Aim:
Make an exact copy of all the entries, with the pictures left out.

Data for this task:
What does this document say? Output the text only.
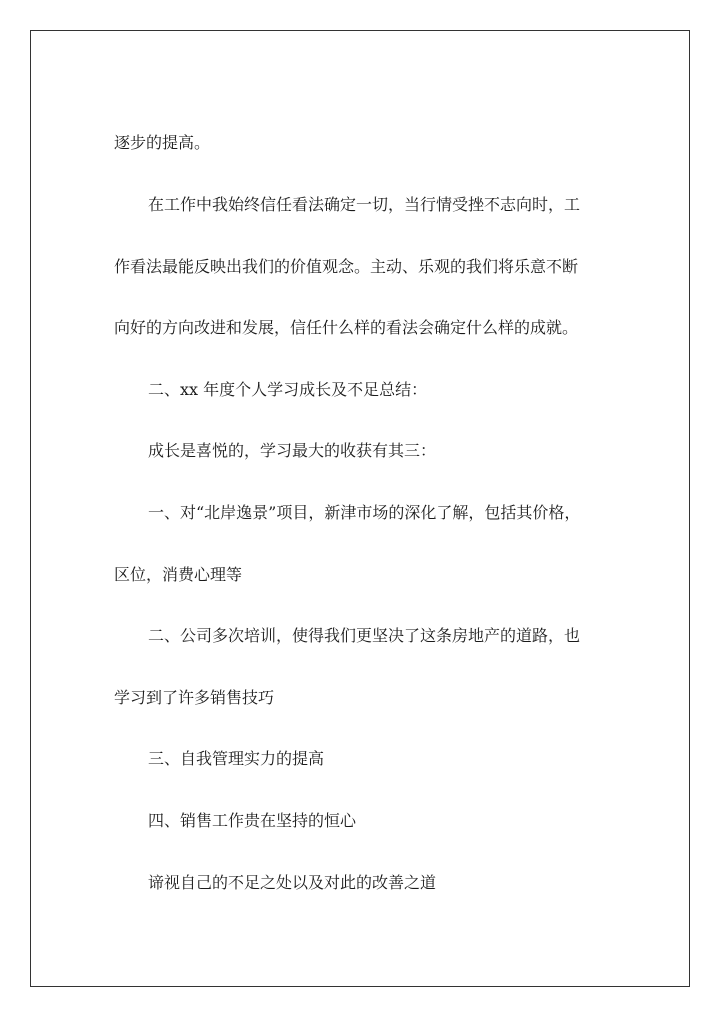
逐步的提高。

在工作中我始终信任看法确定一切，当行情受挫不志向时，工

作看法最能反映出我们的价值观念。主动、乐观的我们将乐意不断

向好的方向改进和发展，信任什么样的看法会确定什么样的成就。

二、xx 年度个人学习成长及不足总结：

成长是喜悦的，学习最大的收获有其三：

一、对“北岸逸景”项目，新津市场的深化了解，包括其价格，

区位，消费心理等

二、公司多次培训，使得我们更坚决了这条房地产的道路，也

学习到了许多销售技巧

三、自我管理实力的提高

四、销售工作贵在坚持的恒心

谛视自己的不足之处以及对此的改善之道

Reply to the exercise:
What does this document say? Output the text only.
逐步的提高。

在工作中我始终信任看法确定一切，当行情受挫不志向时，工

作看法最能反映出我们的价值观念。主动、乐观的我们将乐意不断

向好的方向改进和发展，信任什么样的看法会确定什么样的成就。

二、xx 年度个人学习成长及不足总结：

成长是喜悦的，学习最大的收获有其三：

一、对“北岸逸景”项目，新津市场的深化了解，包括其价格，

区位，消费心理等

二、公司多次培训，使得我们更坚决了这条房地产的道路，也

学习到了许多销售技巧

三、自我管理实力的提高

四、销售工作贵在坚持的恒心

谛视自己的不足之处以及对此的改善之道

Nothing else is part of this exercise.